• [TASK INPUTS]
## Start

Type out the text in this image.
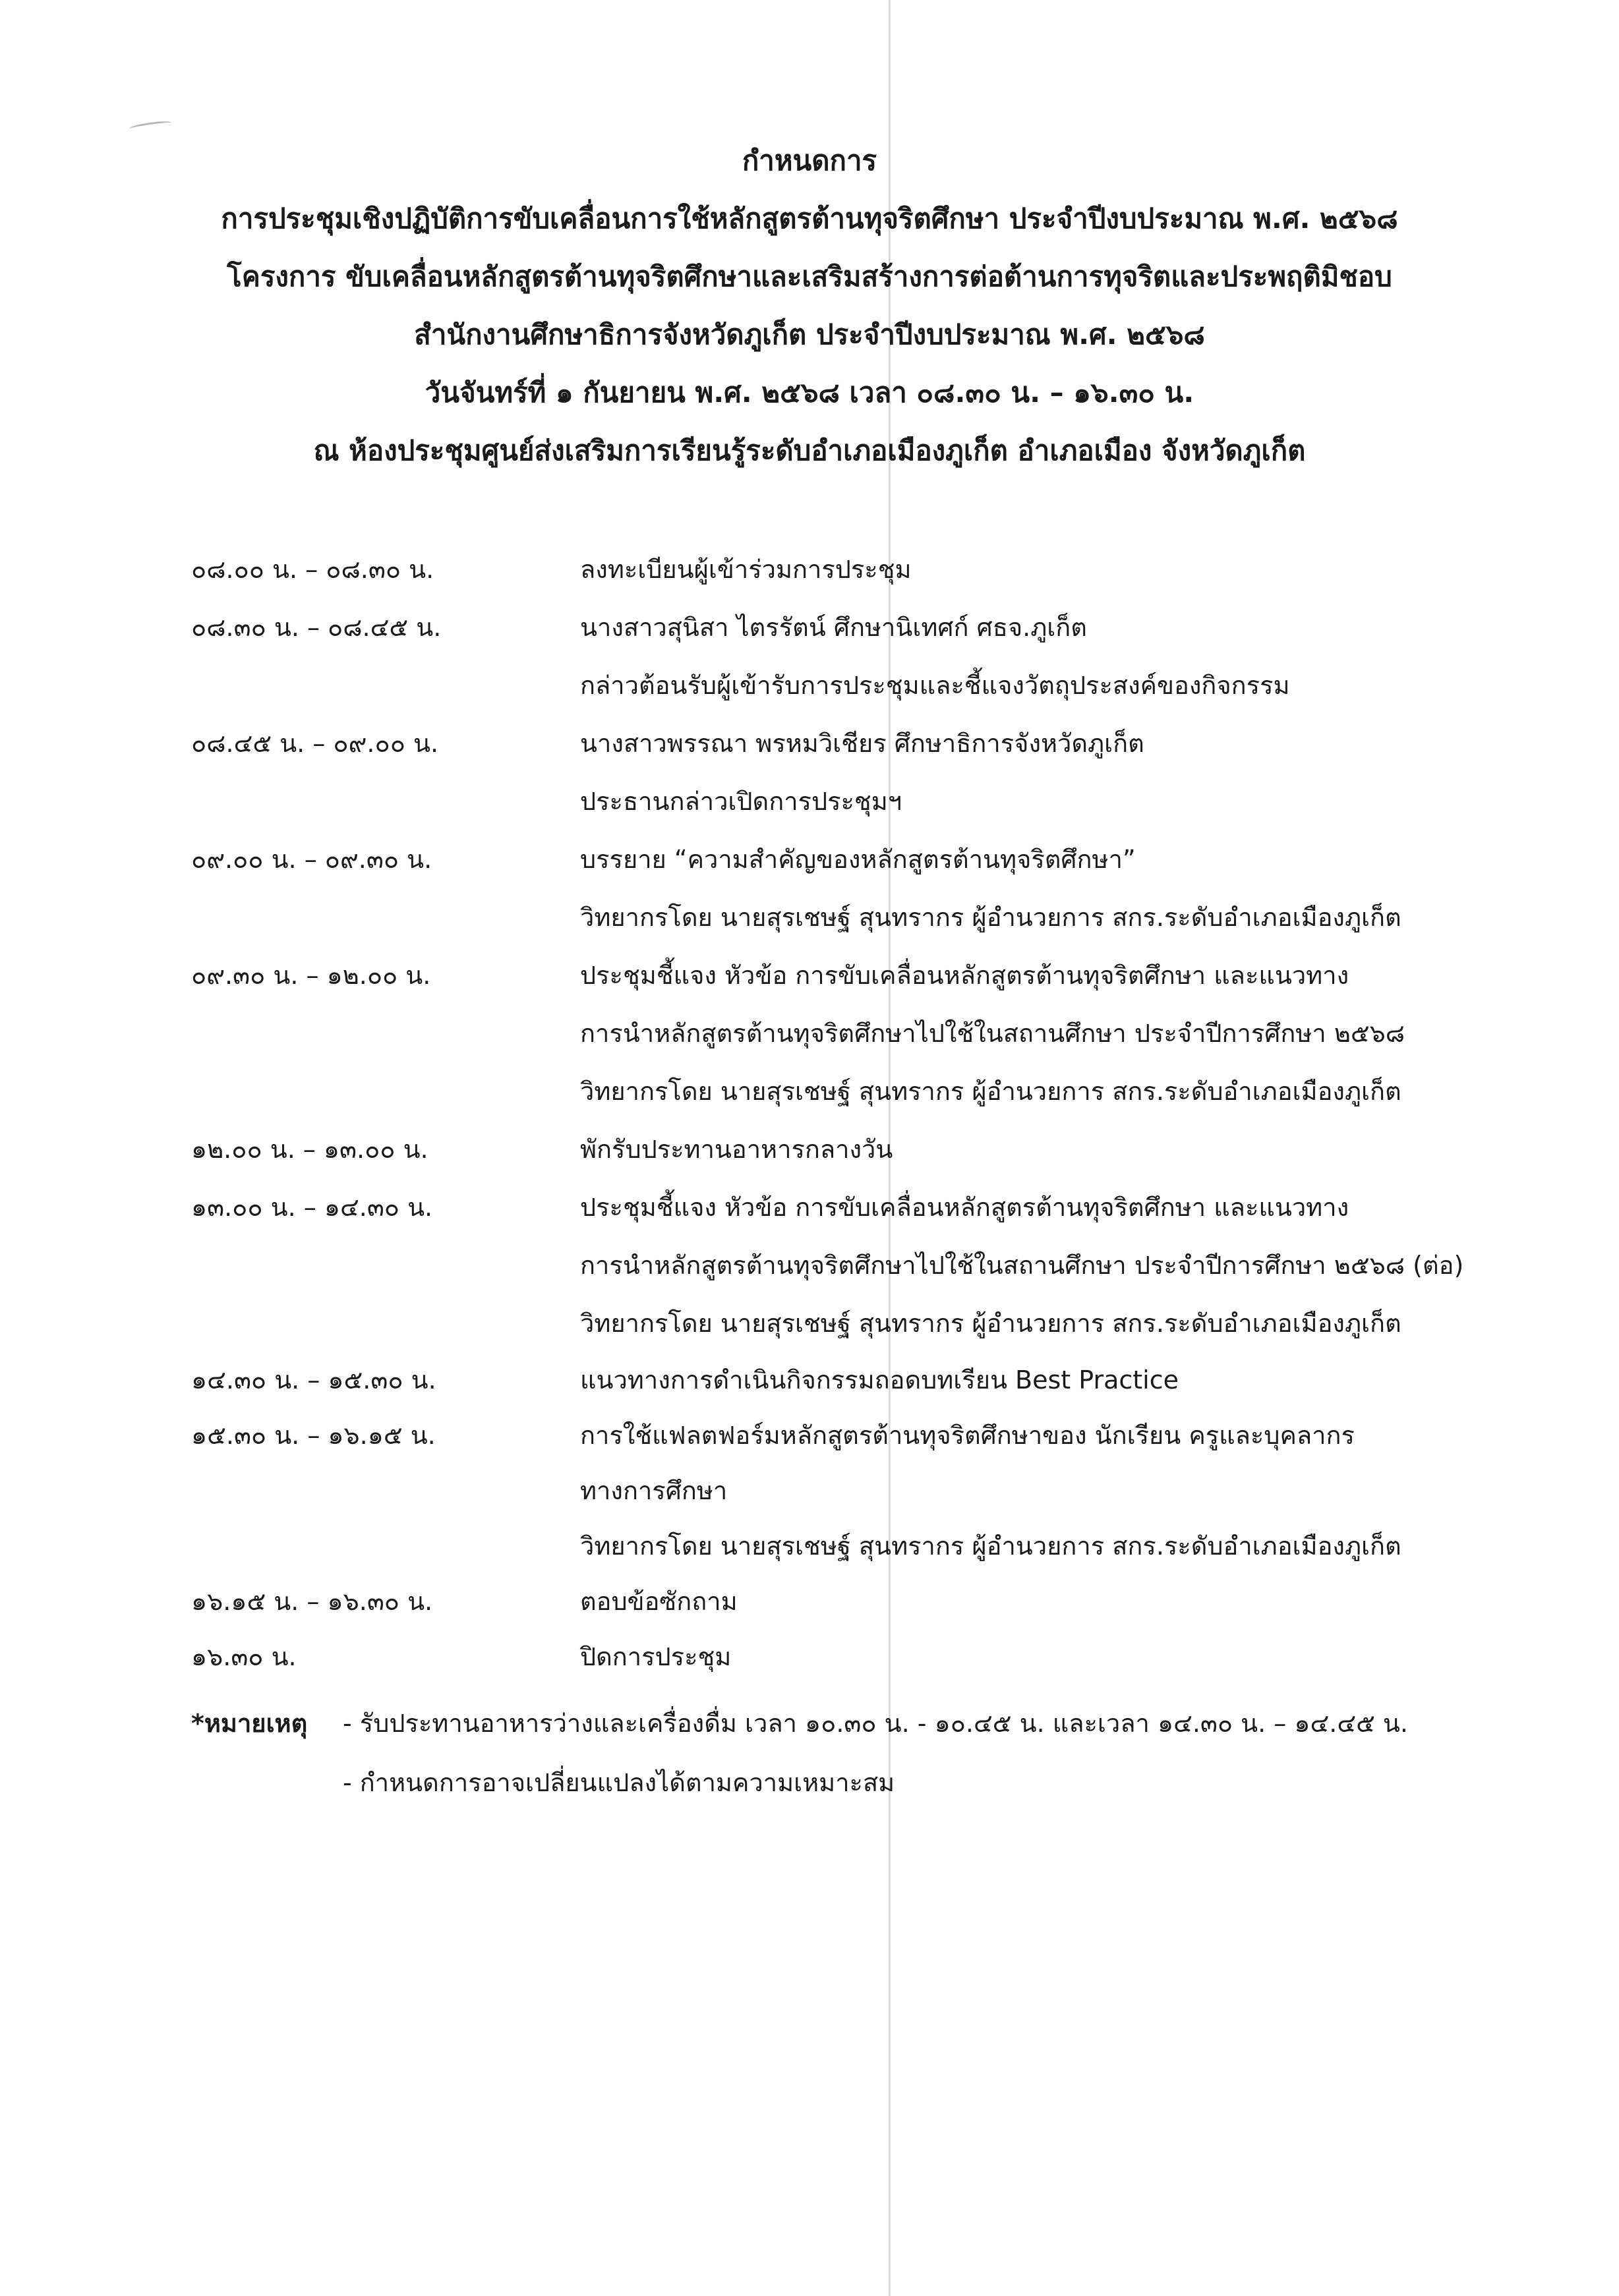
กำหนดการ
การประชุมเชิงปฏิบัติการขับเคลื่อนการใช้หลักสูตรต้านทุจริตศึกษา ประจำปีงบประมาณ พ.ศ. ๒๕๖๘
โครงการ ขับเคลื่อนหลักสูตรต้านทุจริตศึกษาและเสริมสร้างการต่อต้านการทุจริตและประพฤติมิชอบ
สำนักงานศึกษาธิการจังหวัดภูเก็ต ประจำปีงบประมาณ พ.ศ. ๒๕๖๘
วันจันทร์ที่ ๑ กันยายน พ.ศ. ๒๕๖๘ เวลา ๐๘.๓๐ น. – ๑๖.๓๐ น.
ณ ห้องประชุมศูนย์ส่งเสริมการเรียนรู้ระดับอำเภอเมืองภูเก็ต อำเภอเมือง จังหวัดภูเก็ต
๐๘.๐๐ น. – ๐๘.๓๐ น.	ลงทะเบียนผู้เข้าร่วมการประชุม
๐๘.๓๐ น. – ๐๘.๔๕ น.	นางสาวสุนิสา ไตรรัตน์ ศึกษานิเทศก์ ศธจ.ภูเก็ต
กล่าวต้อนรับผู้เข้ารับการประชุมและชี้แจงวัตถุประสงค์ของกิจกรรม
๐๘.๔๕ น. – ๐๙.๐๐ น.	นางสาวพรรณา พรหมวิเชียร ศึกษาธิการจังหวัดภูเก็ต
ประธานกล่าวเปิดการประชุมฯ
๐๙.๐๐ น. – ๐๙.๓๐ น.	บรรยาย “ความสำคัญของหลักสูตรต้านทุจริตศึกษา”
วิทยากรโดย นายสุรเชษฐ์ สุนทรากร ผู้อำนวยการ สกร.ระดับอำเภอเมืองภูเก็ต
๐๙.๓๐ น. – ๑๒.๐๐ น.	ประชุมชี้แจง หัวข้อ การขับเคลื่อนหลักสูตรต้านทุจริตศึกษา และแนวทาง
การนำหลักสูตรต้านทุจริตศึกษาไปใช้ในสถานศึกษา ประจำปีการศึกษา ๒๕๖๘
วิทยากรโดย นายสุรเชษฐ์ สุนทรากร ผู้อำนวยการ สกร.ระดับอำเภอเมืองภูเก็ต
๑๒.๐๐ น. – ๑๓.๐๐ น.	พักรับประทานอาหารกลางวัน
๑๓.๐๐ น. – ๑๔.๓๐ น.	ประชุมชี้แจง หัวข้อ การขับเคลื่อนหลักสูตรต้านทุจริตศึกษา และแนวทาง
การนำหลักสูตรต้านทุจริตศึกษาไปใช้ในสถานศึกษา ประจำปีการศึกษา ๒๕๖๘ (ต่อ)
วิทยากรโดย นายสุรเชษฐ์ สุนทรากร ผู้อำนวยการ สกร.ระดับอำเภอเมืองภูเก็ต
๑๔.๓๐ น. – ๑๕.๓๐ น.	แนวทางการดำเนินกิจกรรมถอดบทเรียน Best Practice
๑๕.๓๐ น. – ๑๖.๑๕ น.	การใช้แฟลตฟอร์มหลักสูตรต้านทุจริตศึกษาของ นักเรียน ครูและบุคลากร
ทางการศึกษา
วิทยากรโดย นายสุรเชษฐ์ สุนทรากร ผู้อำนวยการ สกร.ระดับอำเภอเมืองภูเก็ต
๑๖.๑๕ น. – ๑๖.๓๐ น.	ตอบข้อซักถาม
๑๖.๓๐ น.	ปิดการประชุม
*หมายเหตุ	- รับประทานอาหารว่างและเครื่องดื่ม เวลา ๑๐.๓๐ น. - ๑๐.๔๕ น. และเวลา ๑๔.๓๐ น. – ๑๔.๔๕ น.
- กำหนดการอาจเปลี่ยนแปลงได้ตามความเหมาะสม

## End

• [SHORT TASK]
The pictures in the entries should be left out; output everything else exactly.

• [FULL ANSWER]
Type out the text in this image.
กำหนดการ
การประชุมเชิงปฏิบัติการขับเคลื่อนการใช้หลักสูตรต้านทุจริตศึกษา ประจำปีงบประมาณ พ.ศ. ๒๕๖๘
โครงการ ขับเคลื่อนหลักสูตรต้านทุจริตศึกษาและเสริมสร้างการต่อต้านการทุจริตและประพฤติมิชอบ
สำนักงานศึกษาธิการจังหวัดภูเก็ต ประจำปีงบประมาณ พ.ศ. ๒๕๖๘
วันจันทร์ที่ ๑ กันยายน พ.ศ. ๒๕๖๘ เวลา ๐๘.๓๐ น. – ๑๖.๓๐ น.
ณ ห้องประชุมศูนย์ส่งเสริมการเรียนรู้ระดับอำเภอเมืองภูเก็ต อำเภอเมือง จังหวัดภูเก็ต
๐๘.๐๐ น. – ๐๘.๓๐ น.	ลงทะเบียนผู้เข้าร่วมการประชุม
๐๘.๓๐ น. – ๐๘.๔๕ น.	นางสาวสุนิสา ไตรรัตน์ ศึกษานิเทศก์ ศธจ.ภูเก็ต
กล่าวต้อนรับผู้เข้ารับการประชุมและชี้แจงวัตถุประสงค์ของกิจกรรม
๐๘.๔๕ น. – ๐๙.๐๐ น.	นางสาวพรรณา พรหมวิเชียร ศึกษาธิการจังหวัดภูเก็ต
ประธานกล่าวเปิดการประชุมฯ
๐๙.๐๐ น. – ๐๙.๓๐ น.	บรรยาย “ความสำคัญของหลักสูตรต้านทุจริตศึกษา”
วิทยากรโดย นายสุรเชษฐ์ สุนทรากร ผู้อำนวยการ สกร.ระดับอำเภอเมืองภูเก็ต
๐๙.๓๐ น. – ๑๒.๐๐ น.	ประชุมชี้แจง หัวข้อ การขับเคลื่อนหลักสูตรต้านทุจริตศึกษา และแนวทาง
การนำหลักสูตรต้านทุจริตศึกษาไปใช้ในสถานศึกษา ประจำปีการศึกษา ๒๕๖๘
วิทยากรโดย นายสุรเชษฐ์ สุนทรากร ผู้อำนวยการ สกร.ระดับอำเภอเมืองภูเก็ต
๑๒.๐๐ น. – ๑๓.๐๐ น.	พักรับประทานอาหารกลางวัน
๑๓.๐๐ น. – ๑๔.๓๐ น.	ประชุมชี้แจง หัวข้อ การขับเคลื่อนหลักสูตรต้านทุจริตศึกษา และแนวทาง
การนำหลักสูตรต้านทุจริตศึกษาไปใช้ในสถานศึกษา ประจำปีการศึกษา ๒๕๖๘ (ต่อ)
วิทยากรโดย นายสุรเชษฐ์ สุนทรากร ผู้อำนวยการ สกร.ระดับอำเภอเมืองภูเก็ต
๑๔.๓๐ น. – ๑๕.๓๐ น.	แนวทางการดำเนินกิจกรรมถอดบทเรียน Best Practice
๑๕.๓๐ น. – ๑๖.๑๕ น.	การใช้แฟลตฟอร์มหลักสูตรต้านทุจริตศึกษาของ นักเรียน ครูและบุคลากร
ทางการศึกษา
วิทยากรโดย นายสุรเชษฐ์ สุนทรากร ผู้อำนวยการ สกร.ระดับอำเภอเมืองภูเก็ต
๑๖.๑๕ น. – ๑๖.๓๐ น.	ตอบข้อซักถาม
๑๖.๓๐ น.	ปิดการประชุม
*หมายเหตุ	- รับประทานอาหารว่างและเครื่องดื่ม เวลา ๑๐.๓๐ น. - ๑๐.๔๕ น. และเวลา ๑๔.๓๐ น. – ๑๔.๔๕ น.
- กำหนดการอาจเปลี่ยนแปลงได้ตามความเหมาะสม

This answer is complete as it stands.